**Task description:**
Write every record out again exactly, and keep images out of it.

**Entries provided:**
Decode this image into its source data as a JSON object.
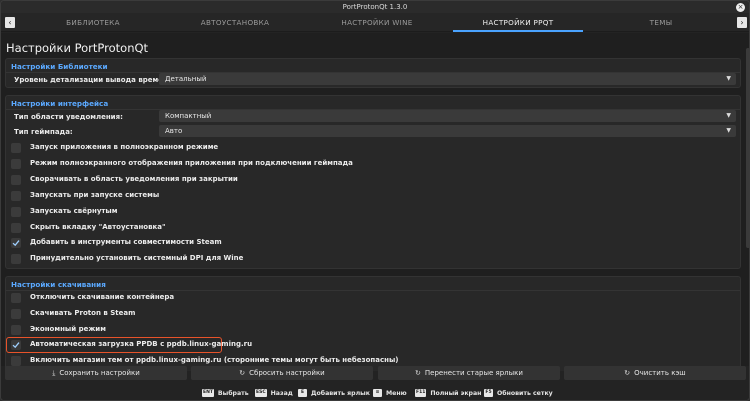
{
  "window": {
    "title": "PortProtonQt 1.3.0"
  },
  "tabs": [
    {
      "label": "БИБЛИОТЕКА"
    },
    {
      "label": "АВТОУСТАНОВКА"
    },
    {
      "label": "НАСТРОЙКИ WINE"
    },
    {
      "label": "НАСТРОЙКИ PPQT"
    },
    {
      "label": "ТЕМЫ"
    }
  ],
  "page": {
    "title": "Настройки PortProtonQt"
  },
  "library": {
    "section_title": "Настройки Библиотеки",
    "time_detail_label": "Уровень детализации вывода времени:",
    "time_detail_value": "Детальный"
  },
  "interface": {
    "section_title": "Настройки интерфейса",
    "tray_label": "Тип области уведомления:",
    "tray_value": "Компактный",
    "gamepad_label": "Тип геймпада:",
    "gamepad_value": "Авто",
    "options": [
      {
        "label": "Запуск приложения в полноэкранном режиме",
        "checked": false
      },
      {
        "label": "Режим полноэкранного отображения приложения при подключении геймпада",
        "checked": false
      },
      {
        "label": "Сворачивать в область уведомления при закрытии",
        "checked": false
      },
      {
        "label": "Запускать при запуске системы",
        "checked": false
      },
      {
        "label": "Запускать свёрнутым",
        "checked": false
      },
      {
        "label": "Скрыть вкладку \"Автоустановка\"",
        "checked": false
      },
      {
        "label": "Добавить в инструменты совместимости Steam",
        "checked": true
      },
      {
        "label": "Принудительно установить системный DPI для Wine",
        "checked": false
      }
    ]
  },
  "downloads": {
    "section_title": "Настройки скачивания",
    "options": [
      {
        "label": "Отключить скачивание контейнера",
        "checked": false
      },
      {
        "label": "Скачивать Proton в Steam",
        "checked": false
      },
      {
        "label": "Экономный режим",
        "checked": false
      },
      {
        "label": "Автоматическая загрузка PPDB с ppdb.linux-gaming.ru",
        "checked": true
      },
      {
        "label": "Включить магазин тем от ppdb.linux-gaming.ru (сторонние темы могут быть небезопасны)",
        "checked": false
      }
    ]
  },
  "actions": {
    "save": "Сохранить настройки",
    "reset": "Сбросить настройки",
    "migrate": "Перенести старые ярлыки",
    "clear_cache": "Очистить кэш"
  },
  "hints": [
    {
      "key": "ENT",
      "label": "Выбрать"
    },
    {
      "key": "ESC",
      "label": "Назад"
    },
    {
      "key": "E",
      "label": "Добавить ярлык"
    },
    {
      "key": "≡",
      "label": "Меню"
    },
    {
      "key": "F11",
      "label": "Полный экран"
    },
    {
      "key": "F5",
      "label": "Обновить сетку"
    }
  ],
  "colors": {
    "accent": "#4aa3ff",
    "highlight": "#e8532a",
    "section": "#5ba9ff"
  }
}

**Exercise answer:**
Decode this image into its source data as a JSON object.
{
  "window": {
    "title": "PortProtonQt 1.3.0"
  },
  "tabs": [
    {
      "label": "БИБЛИОТЕКА"
    },
    {
      "label": "АВТОУСТАНОВКА"
    },
    {
      "label": "НАСТРОЙКИ WINE"
    },
    {
      "label": "НАСТРОЙКИ PPQT"
    },
    {
      "label": "ТЕМЫ"
    }
  ],
  "page": {
    "title": "Настройки PortProtonQt"
  },
  "library": {
    "section_title": "Настройки Библиотеки",
    "time_detail_label": "Уровень детализации вывода времени:",
    "time_detail_value": "Детальный"
  },
  "interface": {
    "section_title": "Настройки интерфейса",
    "tray_label": "Тип области уведомления:",
    "tray_value": "Компактный",
    "gamepad_label": "Тип геймпада:",
    "gamepad_value": "Авто",
    "options": [
      {
        "label": "Запуск приложения в полноэкранном режиме",
        "checked": false
      },
      {
        "label": "Режим полноэкранного отображения приложения при подключении геймпада",
        "checked": false
      },
      {
        "label": "Сворачивать в область уведомления при закрытии",
        "checked": false
      },
      {
        "label": "Запускать при запуске системы",
        "checked": false
      },
      {
        "label": "Запускать свёрнутым",
        "checked": false
      },
      {
        "label": "Скрыть вкладку \"Автоустановка\"",
        "checked": false
      },
      {
        "label": "Добавить в инструменты совместимости Steam",
        "checked": true
      },
      {
        "label": "Принудительно установить системный DPI для Wine",
        "checked": false
      }
    ]
  },
  "downloads": {
    "section_title": "Настройки скачивания",
    "options": [
      {
        "label": "Отключить скачивание контейнера",
        "checked": false
      },
      {
        "label": "Скачивать Proton в Steam",
        "checked": false
      },
      {
        "label": "Экономный режим",
        "checked": false
      },
      {
        "label": "Автоматическая загрузка PPDB с ppdb.linux-gaming.ru",
        "checked": true
      },
      {
        "label": "Включить магазин тем от ppdb.linux-gaming.ru (сторонние темы могут быть небезопасны)",
        "checked": false
      }
    ]
  },
  "actions": {
    "save": "Сохранить настройки",
    "reset": "Сбросить настройки",
    "migrate": "Перенести старые ярлыки",
    "clear_cache": "Очистить кэш"
  },
  "hints": [
    {
      "key": "ENT",
      "label": "Выбрать"
    },
    {
      "key": "ESC",
      "label": "Назад"
    },
    {
      "key": "E",
      "label": "Добавить ярлык"
    },
    {
      "key": "≡",
      "label": "Меню"
    },
    {
      "key": "F11",
      "label": "Полный экран"
    },
    {
      "key": "F5",
      "label": "Обновить сетку"
    }
  ],
  "colors": {
    "accent": "#4aa3ff",
    "highlight": "#e8532a",
    "section": "#5ba9ff"
  }
}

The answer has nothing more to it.